**PROBLEM TO WORK ON**.
Write the number of lines holding the word "heading", and nothing else.

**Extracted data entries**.
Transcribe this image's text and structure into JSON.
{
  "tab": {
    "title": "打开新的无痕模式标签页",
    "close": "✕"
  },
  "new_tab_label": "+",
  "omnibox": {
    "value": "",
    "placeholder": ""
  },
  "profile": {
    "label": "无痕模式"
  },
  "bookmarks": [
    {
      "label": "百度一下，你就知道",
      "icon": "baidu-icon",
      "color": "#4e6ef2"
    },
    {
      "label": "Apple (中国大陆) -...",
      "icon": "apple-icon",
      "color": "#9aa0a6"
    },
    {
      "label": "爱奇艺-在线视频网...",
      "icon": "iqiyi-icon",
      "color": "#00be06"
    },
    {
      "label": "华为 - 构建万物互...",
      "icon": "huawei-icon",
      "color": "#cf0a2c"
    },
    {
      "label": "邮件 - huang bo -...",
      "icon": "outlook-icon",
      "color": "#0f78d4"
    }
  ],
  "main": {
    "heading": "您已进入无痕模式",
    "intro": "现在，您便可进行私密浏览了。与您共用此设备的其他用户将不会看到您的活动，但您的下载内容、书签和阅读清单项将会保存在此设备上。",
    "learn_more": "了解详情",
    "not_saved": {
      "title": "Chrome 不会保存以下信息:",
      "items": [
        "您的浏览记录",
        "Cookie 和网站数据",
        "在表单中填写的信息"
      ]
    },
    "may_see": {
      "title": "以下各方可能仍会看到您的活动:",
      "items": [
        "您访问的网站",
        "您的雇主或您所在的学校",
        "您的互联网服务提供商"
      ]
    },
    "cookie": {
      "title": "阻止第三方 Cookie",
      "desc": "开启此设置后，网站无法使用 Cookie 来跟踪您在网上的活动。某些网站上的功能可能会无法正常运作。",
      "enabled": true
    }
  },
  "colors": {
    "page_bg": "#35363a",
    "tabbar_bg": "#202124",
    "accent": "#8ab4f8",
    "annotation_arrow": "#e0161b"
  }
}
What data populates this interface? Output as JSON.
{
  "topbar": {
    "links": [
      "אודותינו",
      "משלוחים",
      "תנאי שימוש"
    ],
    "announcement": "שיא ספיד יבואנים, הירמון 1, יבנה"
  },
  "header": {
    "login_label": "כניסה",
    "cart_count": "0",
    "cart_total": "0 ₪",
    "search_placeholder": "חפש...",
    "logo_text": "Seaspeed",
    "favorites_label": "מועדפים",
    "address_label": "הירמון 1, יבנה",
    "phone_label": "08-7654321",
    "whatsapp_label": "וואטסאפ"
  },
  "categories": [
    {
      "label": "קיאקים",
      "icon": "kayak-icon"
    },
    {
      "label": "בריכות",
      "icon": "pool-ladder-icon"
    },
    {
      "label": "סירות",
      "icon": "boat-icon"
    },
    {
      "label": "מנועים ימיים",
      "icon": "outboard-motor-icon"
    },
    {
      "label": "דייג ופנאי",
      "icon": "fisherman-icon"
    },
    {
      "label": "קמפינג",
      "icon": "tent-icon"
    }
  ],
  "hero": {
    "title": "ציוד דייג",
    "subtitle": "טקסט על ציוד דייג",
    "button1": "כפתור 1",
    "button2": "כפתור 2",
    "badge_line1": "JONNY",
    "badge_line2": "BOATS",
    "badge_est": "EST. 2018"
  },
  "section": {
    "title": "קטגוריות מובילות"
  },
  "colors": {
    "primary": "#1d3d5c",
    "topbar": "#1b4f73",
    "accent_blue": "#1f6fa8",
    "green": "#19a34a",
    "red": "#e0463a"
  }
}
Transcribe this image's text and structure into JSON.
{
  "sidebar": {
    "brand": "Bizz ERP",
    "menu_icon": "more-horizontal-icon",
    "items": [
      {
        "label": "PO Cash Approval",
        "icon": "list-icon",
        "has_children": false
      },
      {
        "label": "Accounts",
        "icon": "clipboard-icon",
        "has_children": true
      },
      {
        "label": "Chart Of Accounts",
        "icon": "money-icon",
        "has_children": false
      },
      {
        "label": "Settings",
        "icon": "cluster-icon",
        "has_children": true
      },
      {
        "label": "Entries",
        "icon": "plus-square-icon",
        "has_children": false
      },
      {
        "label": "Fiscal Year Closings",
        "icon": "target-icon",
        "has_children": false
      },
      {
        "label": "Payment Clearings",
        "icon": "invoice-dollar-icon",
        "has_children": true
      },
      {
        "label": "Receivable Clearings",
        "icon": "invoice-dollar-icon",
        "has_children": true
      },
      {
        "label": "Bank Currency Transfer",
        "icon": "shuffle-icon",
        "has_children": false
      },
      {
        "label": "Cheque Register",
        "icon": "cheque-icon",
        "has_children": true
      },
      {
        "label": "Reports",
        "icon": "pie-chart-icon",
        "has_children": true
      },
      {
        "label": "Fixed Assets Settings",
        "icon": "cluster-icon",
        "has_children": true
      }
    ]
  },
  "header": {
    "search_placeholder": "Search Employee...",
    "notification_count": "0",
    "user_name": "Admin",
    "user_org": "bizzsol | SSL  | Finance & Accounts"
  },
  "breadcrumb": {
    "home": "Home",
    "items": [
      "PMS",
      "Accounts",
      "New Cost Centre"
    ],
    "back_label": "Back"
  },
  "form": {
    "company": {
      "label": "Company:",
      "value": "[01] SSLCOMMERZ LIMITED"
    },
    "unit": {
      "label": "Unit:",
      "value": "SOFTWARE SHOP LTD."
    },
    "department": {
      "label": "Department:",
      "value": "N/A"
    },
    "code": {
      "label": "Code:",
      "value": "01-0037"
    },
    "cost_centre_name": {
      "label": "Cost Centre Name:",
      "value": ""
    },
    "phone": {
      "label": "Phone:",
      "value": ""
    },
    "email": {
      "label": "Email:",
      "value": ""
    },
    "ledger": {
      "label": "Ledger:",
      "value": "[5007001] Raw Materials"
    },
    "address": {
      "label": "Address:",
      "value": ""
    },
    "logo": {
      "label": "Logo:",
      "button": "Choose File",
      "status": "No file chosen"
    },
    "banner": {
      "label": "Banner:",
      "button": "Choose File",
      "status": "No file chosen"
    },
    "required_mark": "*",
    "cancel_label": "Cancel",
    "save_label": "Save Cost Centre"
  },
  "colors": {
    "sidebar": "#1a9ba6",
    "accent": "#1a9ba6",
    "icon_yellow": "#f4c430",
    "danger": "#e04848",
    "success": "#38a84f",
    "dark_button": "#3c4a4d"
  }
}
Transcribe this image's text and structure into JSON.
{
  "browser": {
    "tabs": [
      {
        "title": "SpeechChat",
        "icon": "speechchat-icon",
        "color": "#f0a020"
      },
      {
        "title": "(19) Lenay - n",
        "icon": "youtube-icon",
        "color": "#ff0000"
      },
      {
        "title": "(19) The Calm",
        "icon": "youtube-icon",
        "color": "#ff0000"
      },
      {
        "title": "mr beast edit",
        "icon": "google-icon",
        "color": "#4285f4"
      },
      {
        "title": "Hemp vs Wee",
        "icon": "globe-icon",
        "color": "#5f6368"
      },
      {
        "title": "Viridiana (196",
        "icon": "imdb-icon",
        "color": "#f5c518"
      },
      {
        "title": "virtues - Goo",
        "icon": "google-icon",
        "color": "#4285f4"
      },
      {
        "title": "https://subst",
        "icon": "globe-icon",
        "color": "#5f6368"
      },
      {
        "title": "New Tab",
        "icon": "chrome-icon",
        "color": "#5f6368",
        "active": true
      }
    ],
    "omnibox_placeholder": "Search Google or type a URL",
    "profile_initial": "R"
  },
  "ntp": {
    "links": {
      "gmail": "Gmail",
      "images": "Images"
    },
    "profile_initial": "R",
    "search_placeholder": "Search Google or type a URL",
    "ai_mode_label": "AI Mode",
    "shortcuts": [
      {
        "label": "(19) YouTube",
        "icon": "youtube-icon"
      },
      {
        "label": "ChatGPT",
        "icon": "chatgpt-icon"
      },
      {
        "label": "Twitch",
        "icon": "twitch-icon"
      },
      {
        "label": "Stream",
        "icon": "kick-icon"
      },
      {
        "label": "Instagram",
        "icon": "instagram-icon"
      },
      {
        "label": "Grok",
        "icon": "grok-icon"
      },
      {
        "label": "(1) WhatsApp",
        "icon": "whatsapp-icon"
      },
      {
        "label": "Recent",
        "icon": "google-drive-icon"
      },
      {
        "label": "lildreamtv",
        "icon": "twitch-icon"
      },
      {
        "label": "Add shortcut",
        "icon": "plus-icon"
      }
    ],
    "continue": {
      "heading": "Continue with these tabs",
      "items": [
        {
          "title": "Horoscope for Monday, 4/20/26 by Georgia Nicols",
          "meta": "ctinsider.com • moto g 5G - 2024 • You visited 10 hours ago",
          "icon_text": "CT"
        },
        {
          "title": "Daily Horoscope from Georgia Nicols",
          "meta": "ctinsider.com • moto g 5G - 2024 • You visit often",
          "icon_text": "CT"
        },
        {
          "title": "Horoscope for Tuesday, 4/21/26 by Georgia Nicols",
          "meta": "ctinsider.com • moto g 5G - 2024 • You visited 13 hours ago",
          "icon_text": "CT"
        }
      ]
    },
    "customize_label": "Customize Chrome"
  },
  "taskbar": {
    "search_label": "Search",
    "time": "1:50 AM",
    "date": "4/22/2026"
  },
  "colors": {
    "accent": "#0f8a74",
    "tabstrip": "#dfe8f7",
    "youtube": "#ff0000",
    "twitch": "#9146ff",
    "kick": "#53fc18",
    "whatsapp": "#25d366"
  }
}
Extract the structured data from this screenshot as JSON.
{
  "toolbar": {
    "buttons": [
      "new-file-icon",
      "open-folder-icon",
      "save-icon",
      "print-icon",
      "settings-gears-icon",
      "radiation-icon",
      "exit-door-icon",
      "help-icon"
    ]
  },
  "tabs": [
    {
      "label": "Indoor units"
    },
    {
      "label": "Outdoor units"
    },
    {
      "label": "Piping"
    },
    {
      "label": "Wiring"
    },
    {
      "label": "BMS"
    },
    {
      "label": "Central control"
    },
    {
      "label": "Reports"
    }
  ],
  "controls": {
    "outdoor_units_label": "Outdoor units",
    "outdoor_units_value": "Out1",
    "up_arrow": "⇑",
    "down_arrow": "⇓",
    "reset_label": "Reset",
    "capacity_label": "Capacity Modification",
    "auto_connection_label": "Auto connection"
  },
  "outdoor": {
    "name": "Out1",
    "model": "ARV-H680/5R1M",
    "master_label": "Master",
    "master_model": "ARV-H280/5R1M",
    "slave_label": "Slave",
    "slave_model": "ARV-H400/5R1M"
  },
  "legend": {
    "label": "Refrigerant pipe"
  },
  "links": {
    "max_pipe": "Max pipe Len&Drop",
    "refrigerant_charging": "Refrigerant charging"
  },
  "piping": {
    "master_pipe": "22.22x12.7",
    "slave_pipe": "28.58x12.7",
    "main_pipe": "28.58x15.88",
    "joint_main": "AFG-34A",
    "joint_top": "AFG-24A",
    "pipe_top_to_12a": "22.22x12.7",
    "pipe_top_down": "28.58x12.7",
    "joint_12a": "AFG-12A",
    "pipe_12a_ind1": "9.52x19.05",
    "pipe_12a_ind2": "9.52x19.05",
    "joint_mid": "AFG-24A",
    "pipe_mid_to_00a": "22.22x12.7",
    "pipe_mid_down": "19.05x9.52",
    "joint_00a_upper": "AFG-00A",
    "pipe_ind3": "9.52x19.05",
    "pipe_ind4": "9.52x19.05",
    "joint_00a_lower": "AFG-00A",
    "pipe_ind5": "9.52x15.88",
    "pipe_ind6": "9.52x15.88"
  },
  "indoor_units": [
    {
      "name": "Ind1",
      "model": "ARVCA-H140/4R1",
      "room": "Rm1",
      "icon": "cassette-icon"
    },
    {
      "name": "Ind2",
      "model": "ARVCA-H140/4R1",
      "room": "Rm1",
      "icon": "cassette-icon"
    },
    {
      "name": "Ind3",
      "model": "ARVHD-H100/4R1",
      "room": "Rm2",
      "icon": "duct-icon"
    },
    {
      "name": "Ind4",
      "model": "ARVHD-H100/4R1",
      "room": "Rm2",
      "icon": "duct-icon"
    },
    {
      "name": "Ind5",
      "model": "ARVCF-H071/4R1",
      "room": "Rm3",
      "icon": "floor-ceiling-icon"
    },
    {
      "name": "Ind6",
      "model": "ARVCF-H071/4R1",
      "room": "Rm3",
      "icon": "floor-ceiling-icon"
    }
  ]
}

**FINAL RESULT**.
2